▶ _Supplied data_
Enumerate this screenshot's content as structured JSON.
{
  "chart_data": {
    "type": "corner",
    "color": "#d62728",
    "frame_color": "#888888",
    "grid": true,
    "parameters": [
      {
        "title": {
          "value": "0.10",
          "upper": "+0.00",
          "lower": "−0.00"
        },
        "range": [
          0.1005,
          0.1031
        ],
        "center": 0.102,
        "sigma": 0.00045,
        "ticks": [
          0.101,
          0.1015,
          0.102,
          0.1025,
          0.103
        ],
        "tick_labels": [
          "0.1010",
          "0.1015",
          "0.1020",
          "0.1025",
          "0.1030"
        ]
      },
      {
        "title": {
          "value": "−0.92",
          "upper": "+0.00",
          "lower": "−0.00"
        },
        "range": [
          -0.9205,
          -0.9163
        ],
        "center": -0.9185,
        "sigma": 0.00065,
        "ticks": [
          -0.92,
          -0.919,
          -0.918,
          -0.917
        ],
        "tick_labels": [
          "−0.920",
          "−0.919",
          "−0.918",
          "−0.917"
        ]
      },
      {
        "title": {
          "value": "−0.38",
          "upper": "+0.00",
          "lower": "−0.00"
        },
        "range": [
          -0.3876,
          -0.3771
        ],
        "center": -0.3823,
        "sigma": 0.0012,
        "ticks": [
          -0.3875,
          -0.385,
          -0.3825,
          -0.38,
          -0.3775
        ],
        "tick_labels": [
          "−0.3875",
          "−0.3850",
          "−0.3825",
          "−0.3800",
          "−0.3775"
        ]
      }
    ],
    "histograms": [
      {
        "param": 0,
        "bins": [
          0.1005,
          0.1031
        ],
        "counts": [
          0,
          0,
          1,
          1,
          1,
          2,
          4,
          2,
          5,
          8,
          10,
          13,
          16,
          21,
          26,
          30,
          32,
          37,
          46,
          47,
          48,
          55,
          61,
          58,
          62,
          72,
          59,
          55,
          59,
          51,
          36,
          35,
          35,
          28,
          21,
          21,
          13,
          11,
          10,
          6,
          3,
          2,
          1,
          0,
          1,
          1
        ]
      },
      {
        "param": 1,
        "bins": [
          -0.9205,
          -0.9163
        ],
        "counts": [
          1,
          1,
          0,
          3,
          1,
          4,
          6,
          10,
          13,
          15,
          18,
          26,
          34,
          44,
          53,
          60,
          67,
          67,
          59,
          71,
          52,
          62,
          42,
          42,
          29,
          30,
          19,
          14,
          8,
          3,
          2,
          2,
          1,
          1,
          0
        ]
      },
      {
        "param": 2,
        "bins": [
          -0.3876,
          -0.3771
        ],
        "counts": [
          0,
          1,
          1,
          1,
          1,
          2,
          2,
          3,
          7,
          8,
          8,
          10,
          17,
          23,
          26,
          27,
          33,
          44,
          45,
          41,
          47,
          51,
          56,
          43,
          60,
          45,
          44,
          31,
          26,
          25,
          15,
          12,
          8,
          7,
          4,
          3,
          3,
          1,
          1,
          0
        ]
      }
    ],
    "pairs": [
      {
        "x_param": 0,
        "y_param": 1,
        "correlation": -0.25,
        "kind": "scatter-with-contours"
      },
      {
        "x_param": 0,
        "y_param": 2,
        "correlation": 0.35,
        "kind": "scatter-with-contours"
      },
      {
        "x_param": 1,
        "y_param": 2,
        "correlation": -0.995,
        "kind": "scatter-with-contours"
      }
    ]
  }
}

▶ _Challenge_
Go through the records and print each one exactly.

▶ _The reply_
Enumerate this screenshot's content as structured JSON.
{
  "chart_data": {
    "type": "corner",
    "color": "#d62728",
    "frame_color": "#888888",
    "grid": true,
    "parameters": [
      {
        "title": {
          "value": "0.10",
          "upper": "+0.00",
          "lower": "−0.00"
        },
        "range": [
          0.1005,
          0.1031
        ],
        "center": 0.102,
        "sigma": 0.00045,
        "ticks": [
          0.101,
          0.1015,
          0.102,
          0.1025,
          0.103
        ],
        "tick_labels": [
          "0.1010",
          "0.1015",
          "0.1020",
          "0.1025",
          "0.1030"
        ]
      },
      {
        "title": {
          "value": "−0.92",
          "upper": "+0.00",
          "lower": "−0.00"
        },
        "range": [
          -0.9205,
          -0.9163
        ],
        "center": -0.9185,
        "sigma": 0.00065,
        "ticks": [
          -0.92,
          -0.919,
          -0.918,
          -0.917
        ],
        "tick_labels": [
          "−0.920",
          "−0.919",
          "−0.918",
          "−0.917"
        ]
      },
      {
        "title": {
          "value": "−0.38",
          "upper": "+0.00",
          "lower": "−0.00"
        },
        "range": [
          -0.3876,
          -0.3771
        ],
        "center": -0.3823,
        "sigma": 0.0012,
        "ticks": [
          -0.3875,
          -0.385,
          -0.3825,
          -0.38,
          -0.3775
        ],
        "tick_labels": [
          "−0.3875",
          "−0.3850",
          "−0.3825",
          "−0.3800",
          "−0.3775"
        ]
      }
    ],
    "histograms": [
      {
        "param": 0,
        "bins": [
          0.1005,
          0.1031
        ],
        "counts": [
          0,
          0,
          1,
          1,
          1,
          2,
          4,
          2,
          5,
          8,
          10,
          13,
          16,
          21,
          26,
          30,
          32,
          37,
          46,
          47,
          48,
          55,
          61,
          58,
          62,
          72,
          59,
          55,
          59,
          51,
          36,
          35,
          35,
          28,
          21,
          21,
          13,
          11,
          10,
          6,
          3,
          2,
          1,
          0,
          1,
          1
        ]
      },
      {
        "param": 1,
        "bins": [
          -0.9205,
          -0.9163
        ],
        "counts": [
          1,
          1,
          0,
          3,
          1,
          4,
          6,
          10,
          13,
          15,
          18,
          26,
          34,
          44,
          53,
          60,
          67,
          67,
          59,
          71,
          52,
          62,
          42,
          42,
          29,
          30,
          19,
          14,
          8,
          3,
          2,
          2,
          1,
          1,
          0
        ]
      },
      {
        "param": 2,
        "bins": [
          -0.3876,
          -0.3771
        ],
        "counts": [
          0,
          1,
          1,
          1,
          1,
          2,
          2,
          3,
          7,
          8,
          8,
          10,
          17,
          23,
          26,
          27,
          33,
          44,
          45,
          41,
          47,
          51,
          56,
          43,
          60,
          45,
          44,
          31,
          26,
          25,
          15,
          12,
          8,
          7,
          4,
          3,
          3,
          1,
          1,
          0
        ]
      }
    ],
    "pairs": [
      {
        "x_param": 0,
        "y_param": 1,
        "correlation": -0.25,
        "kind": "scatter-with-contours"
      },
      {
        "x_param": 0,
        "y_param": 2,
        "correlation": 0.35,
        "kind": "scatter-with-contours"
      },
      {
        "x_param": 1,
        "y_param": 2,
        "correlation": -0.995,
        "kind": "scatter-with-contours"
      }
    ]
  }
}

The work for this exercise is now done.